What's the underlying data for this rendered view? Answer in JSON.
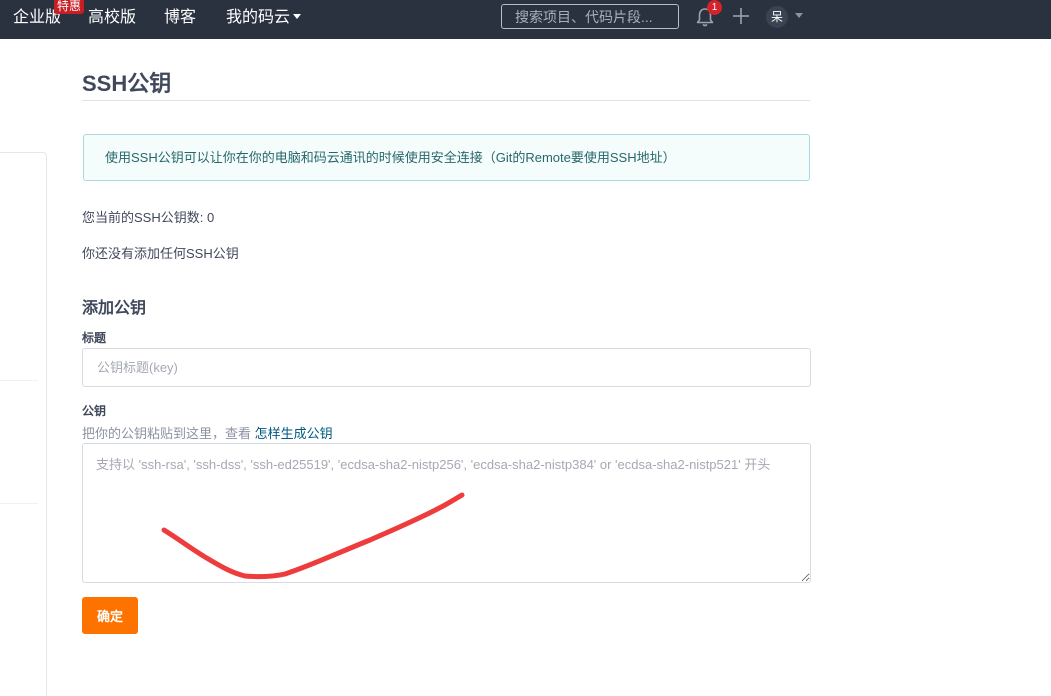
{
  "nav": {
    "enterprise": "企业版",
    "promo_badge": "特惠",
    "edu": "高校版",
    "blog": "博客",
    "mine": "我的码云",
    "search_placeholder": "搜索项目、代码片段...",
    "notification_count": "1",
    "avatar_text": "呆"
  },
  "page": {
    "title": "SSH公钥",
    "info_text": "使用SSH公钥可以让你在你的电脑和码云通讯的时候使用安全连接（Git的Remote要使用SSH地址）",
    "key_count_text": "您当前的SSH公钥数: 0",
    "empty_text": "你还没有添加任何SSH公钥"
  },
  "form": {
    "section_title": "添加公钥",
    "title_label": "标题",
    "title_placeholder": "公钥标题(key)",
    "key_label": "公钥",
    "key_help": "把你的公钥粘贴到这里，查看",
    "key_help_link": "怎样生成公钥",
    "key_placeholder": "支持以 'ssh-rsa', 'ssh-dss', 'ssh-ed25519', 'ecdsa-sha2-nistp256', 'ecdsa-sha2-nistp384' or 'ecdsa-sha2-nistp521' 开头",
    "submit_label": "确定"
  },
  "colors": {
    "nav_bg": "#2a313f",
    "accent_orange": "#fe7300",
    "badge_red": "#c71d23",
    "info_border": "#a9dadb",
    "info_bg": "#f4fcfc",
    "annotation_red": "#ee3b3b"
  },
  "icons": {
    "notifications": "bell-icon",
    "create": "plus-icon",
    "user_menu": "chevron-down-icon"
  }
}
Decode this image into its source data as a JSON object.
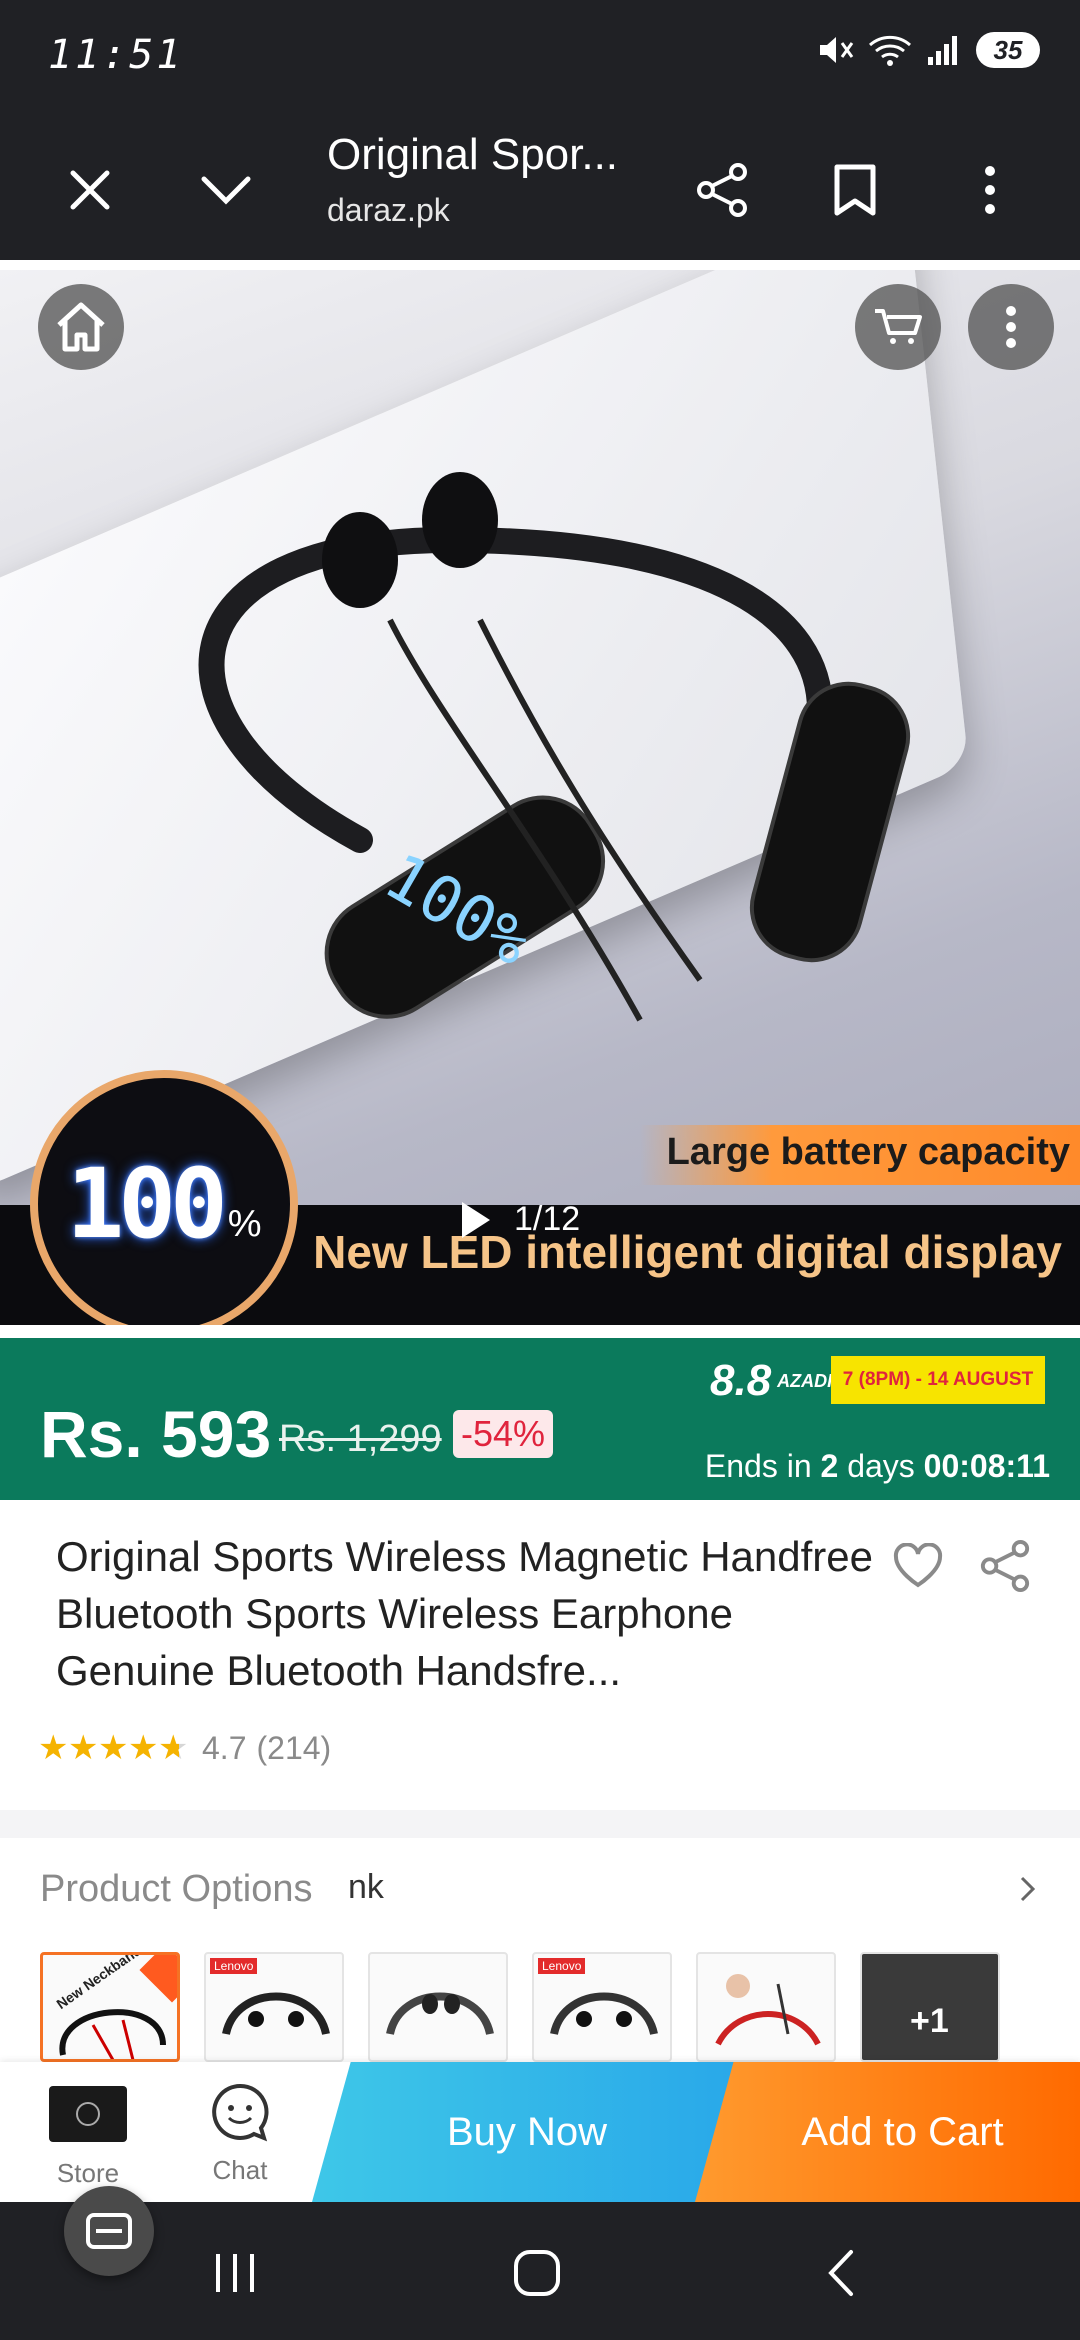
{
  "status_bar": {
    "time": "11:51",
    "battery": "35",
    "icons": [
      "mute-icon",
      "wifi-icon",
      "signal-icon",
      "battery-icon"
    ]
  },
  "browser": {
    "title": "Original Spor...",
    "url": "daraz.pk",
    "icons": [
      "close-icon",
      "chevron-down-icon",
      "share-icon",
      "bookmark-icon",
      "more-vert-icon"
    ]
  },
  "hero": {
    "badge_number": "100",
    "badge_unit": "%",
    "caption_top": "Large battery capacity",
    "caption_bottom": "New LED intelligent digital display",
    "counter": "1/12",
    "icons": [
      "home-icon",
      "cart-icon",
      "more-vert-icon",
      "play-icon"
    ]
  },
  "price": {
    "current": "Rs. 593",
    "original": "Rs. 1,299",
    "discount": "-54%",
    "sale_logo": "8.8",
    "sale_logo_small": "AZADI SALE",
    "sale_dates": "7 (8PM) - 14 AUGUST",
    "ends_prefix": "Ends in ",
    "ends_days": "2",
    "ends_mid": " days ",
    "ends_time": "00:08:11",
    "accent_color": "#0b7a5c"
  },
  "product": {
    "title": "Original Sports Wireless Magnetic Handfree Bluetooth Sports Wireless Earphone Genuine Bluetooth Handsfre...",
    "rating_value": "4.7",
    "rating_count": "(214)",
    "stars": 4.7
  },
  "options": {
    "label": "Product Options",
    "selected": "nk",
    "thumbs": [
      {
        "tag": "New Neckband"
      },
      {
        "tag": "Lenovo"
      },
      {
        "tag": ""
      },
      {
        "tag": "Lenovo"
      },
      {
        "tag": ""
      },
      {
        "tag": "+1"
      }
    ]
  },
  "actions": {
    "store_label": "Store",
    "chat_label": "Chat",
    "buy_now": "Buy Now",
    "add_to_cart": "Add to Cart"
  },
  "nav": {
    "icons": [
      "recents-icon",
      "home-nav-icon",
      "back-icon"
    ]
  }
}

*Your goal*. Of the lines above, how many include the word "down"? Reply with the number only.

*Final result*. 2